What this task involves
Repeat all of the material exactly as given.

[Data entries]
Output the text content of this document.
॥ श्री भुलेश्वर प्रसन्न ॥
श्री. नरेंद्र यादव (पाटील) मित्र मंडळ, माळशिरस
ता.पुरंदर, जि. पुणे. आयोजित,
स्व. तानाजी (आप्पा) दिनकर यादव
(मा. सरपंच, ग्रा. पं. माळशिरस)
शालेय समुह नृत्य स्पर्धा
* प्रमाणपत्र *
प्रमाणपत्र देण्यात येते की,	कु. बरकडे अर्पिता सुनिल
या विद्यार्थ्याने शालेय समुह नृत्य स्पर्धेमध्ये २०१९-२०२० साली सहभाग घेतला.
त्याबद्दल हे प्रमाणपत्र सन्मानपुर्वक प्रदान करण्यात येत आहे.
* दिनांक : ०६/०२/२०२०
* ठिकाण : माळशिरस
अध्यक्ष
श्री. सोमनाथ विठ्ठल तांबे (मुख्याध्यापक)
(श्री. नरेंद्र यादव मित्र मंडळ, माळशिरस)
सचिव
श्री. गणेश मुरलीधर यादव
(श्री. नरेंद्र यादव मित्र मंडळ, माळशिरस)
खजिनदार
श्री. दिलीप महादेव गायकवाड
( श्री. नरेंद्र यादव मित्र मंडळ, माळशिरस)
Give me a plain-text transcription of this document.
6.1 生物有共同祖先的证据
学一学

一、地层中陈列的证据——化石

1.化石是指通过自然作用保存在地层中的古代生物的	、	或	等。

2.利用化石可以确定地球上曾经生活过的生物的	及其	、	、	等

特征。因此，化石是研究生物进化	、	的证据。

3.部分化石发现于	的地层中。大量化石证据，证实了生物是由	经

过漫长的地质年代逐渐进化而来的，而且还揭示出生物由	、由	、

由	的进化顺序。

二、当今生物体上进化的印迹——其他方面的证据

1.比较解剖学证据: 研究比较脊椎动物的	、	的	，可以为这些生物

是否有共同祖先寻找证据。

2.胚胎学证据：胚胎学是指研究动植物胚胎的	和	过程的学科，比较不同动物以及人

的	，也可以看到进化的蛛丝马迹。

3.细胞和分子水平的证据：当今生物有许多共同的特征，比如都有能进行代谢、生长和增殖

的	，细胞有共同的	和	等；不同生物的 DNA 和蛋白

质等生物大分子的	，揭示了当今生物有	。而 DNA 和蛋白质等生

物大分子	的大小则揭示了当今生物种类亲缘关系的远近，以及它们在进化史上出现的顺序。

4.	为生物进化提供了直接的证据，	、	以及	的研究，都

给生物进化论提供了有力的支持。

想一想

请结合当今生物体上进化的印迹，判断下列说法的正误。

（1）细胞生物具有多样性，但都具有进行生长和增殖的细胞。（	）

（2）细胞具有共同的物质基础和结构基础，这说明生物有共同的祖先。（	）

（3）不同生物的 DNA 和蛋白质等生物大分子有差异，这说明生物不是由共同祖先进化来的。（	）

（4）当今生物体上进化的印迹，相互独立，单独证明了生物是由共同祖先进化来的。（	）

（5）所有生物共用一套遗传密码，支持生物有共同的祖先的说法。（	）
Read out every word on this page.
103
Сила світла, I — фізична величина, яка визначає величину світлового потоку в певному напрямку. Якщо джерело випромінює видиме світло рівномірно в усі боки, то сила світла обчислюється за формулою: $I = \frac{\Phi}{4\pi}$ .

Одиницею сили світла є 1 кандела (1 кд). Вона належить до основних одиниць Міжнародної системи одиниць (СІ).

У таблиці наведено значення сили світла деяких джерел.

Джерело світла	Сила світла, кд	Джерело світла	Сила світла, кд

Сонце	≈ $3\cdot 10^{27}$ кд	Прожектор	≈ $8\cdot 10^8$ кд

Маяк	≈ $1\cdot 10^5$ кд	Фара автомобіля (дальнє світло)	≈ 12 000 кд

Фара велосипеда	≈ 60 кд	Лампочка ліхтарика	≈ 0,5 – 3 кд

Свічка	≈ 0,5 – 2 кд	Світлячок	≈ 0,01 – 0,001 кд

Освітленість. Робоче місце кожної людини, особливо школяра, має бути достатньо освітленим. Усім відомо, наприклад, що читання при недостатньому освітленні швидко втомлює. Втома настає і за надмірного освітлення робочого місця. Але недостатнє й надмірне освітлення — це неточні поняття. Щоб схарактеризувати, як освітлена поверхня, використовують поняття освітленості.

Solution to this problem
Output the text content of this document.
॥ श्री भुलेश्वर प्रसन्न ॥
श्री. नरेंद्र यादव (पाटील) मित्र मंडळ, माळशिरस
ता.पुरंदर, जि. पुणे. आयोजित,
स्व. तानाजी (आप्पा) दिनकर यादव
(मा. सरपंच, ग्रा. पं. माळशिरस)
शालेय समुह नृत्य स्पर्धा
* प्रमाणपत्र *
प्रमाणपत्र देण्यात येते की,	कु. बरकडे अर्पिता सुनिल
या विद्यार्थ्याने शालेय समुह नृत्य स्पर्धेमध्ये २०१९-२०२० साली सहभाग घेतला.
त्याबद्दल हे प्रमाणपत्र सन्मानपुर्वक प्रदान करण्यात येत आहे.
* दिनांक : ०६/०२/२०२०
* ठिकाण : माळशिरस
अध्यक्ष
श्री. सोमनाथ विठ्ठल तांबे (मुख्याध्यापक)
(श्री. नरेंद्र यादव मित्र मंडळ, माळशिरस)
सचिव
श्री. गणेश मुरलीधर यादव
(श्री. नरेंद्र यादव मित्र मंडळ, माळशिरस)
खजिनदार
श्री. दिलीप महादेव गायकवाड
( श्री. नरेंद्र यादव मित्र मंडळ, माळशिरस)
Give me a plain-text transcription of this document.
6.1 生物有共同祖先的证据
学一学

一、地层中陈列的证据——化石

1.化石是指通过自然作用保存在地层中的古代生物的	、	或	等。

2.利用化石可以确定地球上曾经生活过的生物的	及其	、	、	等

特征。因此，化石是研究生物进化	、	的证据。

3.部分化石发现于	的地层中。大量化石证据，证实了生物是由	经

过漫长的地质年代逐渐进化而来的，而且还揭示出生物由	、由	、

由	的进化顺序。

二、当今生物体上进化的印迹——其他方面的证据

1.比较解剖学证据: 研究比较脊椎动物的	、	的	，可以为这些生物

是否有共同祖先寻找证据。

2.胚胎学证据：胚胎学是指研究动植物胚胎的	和	过程的学科，比较不同动物以及人

的	，也可以看到进化的蛛丝马迹。

3.细胞和分子水平的证据：当今生物有许多共同的特征，比如都有能进行代谢、生长和增殖

的	，细胞有共同的	和	等；不同生物的 DNA 和蛋白

质等生物大分子的	，揭示了当今生物有	。而 DNA 和蛋白质等生

物大分子	的大小则揭示了当今生物种类亲缘关系的远近，以及它们在进化史上出现的顺序。

4.	为生物进化提供了直接的证据，	、	以及	的研究，都

给生物进化论提供了有力的支持。

想一想

请结合当今生物体上进化的印迹，判断下列说法的正误。

（1）细胞生物具有多样性，但都具有进行生长和增殖的细胞。（	）

（2）细胞具有共同的物质基础和结构基础，这说明生物有共同的祖先。（	）

（3）不同生物的 DNA 和蛋白质等生物大分子有差异，这说明生物不是由共同祖先进化来的。（	）

（4）当今生物体上进化的印迹，相互独立，单独证明了生物是由共同祖先进化来的。（	）

（5）所有生物共用一套遗传密码，支持生物有共同的祖先的说法。（	）
Read out every word on this page.
103
Сила світла, I — фізична величина, яка визначає величину світлового потоку в певному напрямку. Якщо джерело випромінює видиме світло рівномірно в усі боки, то сила світла обчислюється за формулою: $I = \frac{\Phi}{4\pi}$ .

Одиницею сили світла є 1 кандела (1 кд). Вона належить до основних одиниць Міжнародної системи одиниць (СІ).

У таблиці наведено значення сили світла деяких джерел.

Джерело світла	Сила світла, кд	Джерело світла	Сила світла, кд

Сонце	≈ $3\cdot 10^{27}$ кд	Прожектор	≈ $8\cdot 10^8$ кд

Маяк	≈ $1\cdot 10^5$ кд	Фара автомобіля (дальнє світло)	≈ 12 000 кд

Фара велосипеда	≈ 60 кд	Лампочка ліхтарика	≈ 0,5 – 3 кд

Свічка	≈ 0,5 – 2 кд	Світлячок	≈ 0,01 – 0,001 кд

Освітленість. Робоче місце кожної людини, особливо школяра, має бути достатньо освітленим. Усім відомо, наприклад, що читання при недостатньому освітленні швидко втомлює. Втома настає і за надмірного освітлення робочого місця. Але недостатнє й надмірне освітлення — це неточні поняття. Щоб схарактеризувати, як освітлена поверхня, використовують поняття освітленості.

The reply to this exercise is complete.